■ Stated exercise: Search the entries for the word "content" and pull out each line that has it.

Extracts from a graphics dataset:
---

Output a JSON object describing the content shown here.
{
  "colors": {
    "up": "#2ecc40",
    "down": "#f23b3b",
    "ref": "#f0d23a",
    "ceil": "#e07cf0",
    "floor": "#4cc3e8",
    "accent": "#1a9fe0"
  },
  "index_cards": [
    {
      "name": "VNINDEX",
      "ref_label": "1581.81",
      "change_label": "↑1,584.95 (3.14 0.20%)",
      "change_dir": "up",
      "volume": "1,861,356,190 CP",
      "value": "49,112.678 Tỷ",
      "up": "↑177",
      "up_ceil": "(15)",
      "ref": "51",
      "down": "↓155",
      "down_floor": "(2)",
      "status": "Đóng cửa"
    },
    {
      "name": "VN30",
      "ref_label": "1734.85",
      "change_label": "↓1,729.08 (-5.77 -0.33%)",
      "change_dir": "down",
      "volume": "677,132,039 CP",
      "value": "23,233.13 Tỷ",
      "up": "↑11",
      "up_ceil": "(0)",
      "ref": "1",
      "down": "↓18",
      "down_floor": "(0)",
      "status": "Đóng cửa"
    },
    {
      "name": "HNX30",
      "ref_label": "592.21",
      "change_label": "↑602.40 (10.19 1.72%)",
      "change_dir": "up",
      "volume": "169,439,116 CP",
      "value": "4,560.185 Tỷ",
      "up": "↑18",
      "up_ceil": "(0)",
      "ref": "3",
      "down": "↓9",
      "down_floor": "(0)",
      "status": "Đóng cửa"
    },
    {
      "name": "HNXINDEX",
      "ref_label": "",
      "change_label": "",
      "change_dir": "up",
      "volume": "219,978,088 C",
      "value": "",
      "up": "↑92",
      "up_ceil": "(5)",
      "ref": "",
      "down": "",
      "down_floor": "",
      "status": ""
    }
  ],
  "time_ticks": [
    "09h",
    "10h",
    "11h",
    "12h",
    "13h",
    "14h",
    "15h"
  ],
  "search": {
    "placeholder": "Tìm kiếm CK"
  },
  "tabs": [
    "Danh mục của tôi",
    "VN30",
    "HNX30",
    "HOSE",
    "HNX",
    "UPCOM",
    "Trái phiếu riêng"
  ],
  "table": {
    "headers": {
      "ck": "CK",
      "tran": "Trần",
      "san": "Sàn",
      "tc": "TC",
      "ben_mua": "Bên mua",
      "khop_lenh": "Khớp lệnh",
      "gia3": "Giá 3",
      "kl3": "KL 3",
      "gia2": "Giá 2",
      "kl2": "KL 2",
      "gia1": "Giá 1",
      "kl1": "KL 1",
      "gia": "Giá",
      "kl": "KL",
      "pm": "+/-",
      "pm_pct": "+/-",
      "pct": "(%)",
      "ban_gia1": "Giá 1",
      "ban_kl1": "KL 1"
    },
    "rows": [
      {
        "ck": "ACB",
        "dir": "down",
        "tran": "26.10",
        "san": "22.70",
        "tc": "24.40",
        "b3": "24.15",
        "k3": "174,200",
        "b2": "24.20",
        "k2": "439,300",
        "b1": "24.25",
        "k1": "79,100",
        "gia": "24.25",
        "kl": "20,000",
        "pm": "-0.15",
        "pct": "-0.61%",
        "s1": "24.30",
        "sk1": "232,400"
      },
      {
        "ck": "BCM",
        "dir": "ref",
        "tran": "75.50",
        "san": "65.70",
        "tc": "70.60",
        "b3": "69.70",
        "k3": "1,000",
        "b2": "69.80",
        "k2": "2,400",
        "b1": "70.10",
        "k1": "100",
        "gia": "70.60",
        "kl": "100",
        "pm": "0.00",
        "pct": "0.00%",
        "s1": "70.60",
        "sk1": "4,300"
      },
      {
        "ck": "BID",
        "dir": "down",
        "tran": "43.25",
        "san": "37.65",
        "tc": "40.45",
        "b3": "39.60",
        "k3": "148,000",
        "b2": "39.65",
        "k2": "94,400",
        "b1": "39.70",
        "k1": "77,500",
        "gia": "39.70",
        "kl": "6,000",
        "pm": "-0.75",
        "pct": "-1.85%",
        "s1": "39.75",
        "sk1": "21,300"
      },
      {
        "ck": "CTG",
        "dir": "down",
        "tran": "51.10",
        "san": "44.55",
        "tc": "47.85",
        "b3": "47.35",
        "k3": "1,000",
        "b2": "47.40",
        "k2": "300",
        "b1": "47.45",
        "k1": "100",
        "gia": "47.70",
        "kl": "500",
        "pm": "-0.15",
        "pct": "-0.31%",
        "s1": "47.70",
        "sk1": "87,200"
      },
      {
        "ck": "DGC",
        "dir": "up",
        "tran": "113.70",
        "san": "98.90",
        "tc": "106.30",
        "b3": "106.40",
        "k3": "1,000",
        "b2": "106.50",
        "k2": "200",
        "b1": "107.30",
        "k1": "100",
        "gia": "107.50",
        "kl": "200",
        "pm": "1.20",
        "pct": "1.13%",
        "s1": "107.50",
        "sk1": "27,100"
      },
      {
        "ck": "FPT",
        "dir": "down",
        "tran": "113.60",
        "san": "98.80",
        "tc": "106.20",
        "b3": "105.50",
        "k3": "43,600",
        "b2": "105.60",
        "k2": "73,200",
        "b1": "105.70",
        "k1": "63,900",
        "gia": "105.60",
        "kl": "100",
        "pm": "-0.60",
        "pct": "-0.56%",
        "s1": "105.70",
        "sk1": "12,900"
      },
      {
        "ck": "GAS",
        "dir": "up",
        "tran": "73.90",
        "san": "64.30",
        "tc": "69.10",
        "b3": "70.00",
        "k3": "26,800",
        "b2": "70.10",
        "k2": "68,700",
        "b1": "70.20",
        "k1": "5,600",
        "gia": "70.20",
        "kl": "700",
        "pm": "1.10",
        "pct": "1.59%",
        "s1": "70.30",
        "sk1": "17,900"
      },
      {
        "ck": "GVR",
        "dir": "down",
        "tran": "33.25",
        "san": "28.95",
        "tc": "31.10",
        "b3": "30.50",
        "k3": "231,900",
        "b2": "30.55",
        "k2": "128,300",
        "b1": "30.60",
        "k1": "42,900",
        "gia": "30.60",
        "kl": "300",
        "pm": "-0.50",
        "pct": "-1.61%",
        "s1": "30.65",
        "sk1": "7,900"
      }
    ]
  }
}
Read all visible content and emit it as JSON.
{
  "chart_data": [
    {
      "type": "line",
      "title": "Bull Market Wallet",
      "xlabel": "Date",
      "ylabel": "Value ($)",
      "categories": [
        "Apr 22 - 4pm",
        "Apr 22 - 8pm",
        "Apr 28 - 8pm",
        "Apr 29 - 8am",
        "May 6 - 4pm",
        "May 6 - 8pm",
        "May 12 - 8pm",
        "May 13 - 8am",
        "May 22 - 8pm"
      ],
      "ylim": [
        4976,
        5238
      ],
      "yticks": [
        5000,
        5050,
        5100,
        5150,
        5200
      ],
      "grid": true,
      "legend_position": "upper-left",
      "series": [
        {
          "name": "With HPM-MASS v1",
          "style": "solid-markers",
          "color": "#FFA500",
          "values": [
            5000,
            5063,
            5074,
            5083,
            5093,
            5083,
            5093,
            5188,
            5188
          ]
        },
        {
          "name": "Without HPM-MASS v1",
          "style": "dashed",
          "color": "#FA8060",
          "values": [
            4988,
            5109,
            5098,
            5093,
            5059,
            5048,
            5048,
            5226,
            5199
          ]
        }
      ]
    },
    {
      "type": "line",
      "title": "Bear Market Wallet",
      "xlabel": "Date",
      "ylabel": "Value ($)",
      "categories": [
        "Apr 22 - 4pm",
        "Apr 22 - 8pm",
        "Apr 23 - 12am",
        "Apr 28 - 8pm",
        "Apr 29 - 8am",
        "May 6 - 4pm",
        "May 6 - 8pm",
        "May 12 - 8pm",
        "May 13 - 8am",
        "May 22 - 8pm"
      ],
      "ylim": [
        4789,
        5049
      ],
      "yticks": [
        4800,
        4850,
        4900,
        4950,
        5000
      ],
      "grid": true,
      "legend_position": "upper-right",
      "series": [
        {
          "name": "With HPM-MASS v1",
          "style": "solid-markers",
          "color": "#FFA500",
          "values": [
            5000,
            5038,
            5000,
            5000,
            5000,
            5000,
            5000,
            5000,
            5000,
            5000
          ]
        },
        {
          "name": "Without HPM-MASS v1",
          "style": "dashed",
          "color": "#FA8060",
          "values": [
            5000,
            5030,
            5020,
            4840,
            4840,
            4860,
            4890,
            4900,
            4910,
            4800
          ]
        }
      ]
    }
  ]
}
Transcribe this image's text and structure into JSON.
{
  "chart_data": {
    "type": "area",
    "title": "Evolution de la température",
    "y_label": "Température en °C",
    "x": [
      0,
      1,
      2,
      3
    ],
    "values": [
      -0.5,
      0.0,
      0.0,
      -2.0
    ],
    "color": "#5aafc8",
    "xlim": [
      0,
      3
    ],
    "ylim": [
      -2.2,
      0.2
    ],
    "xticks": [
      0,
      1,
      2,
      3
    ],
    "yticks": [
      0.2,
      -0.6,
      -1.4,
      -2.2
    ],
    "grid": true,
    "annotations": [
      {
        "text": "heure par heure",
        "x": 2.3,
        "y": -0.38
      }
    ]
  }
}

---

■ Solved problem:
Output a JSON object describing the content shown here.
Read all visible content and emit it as JSON.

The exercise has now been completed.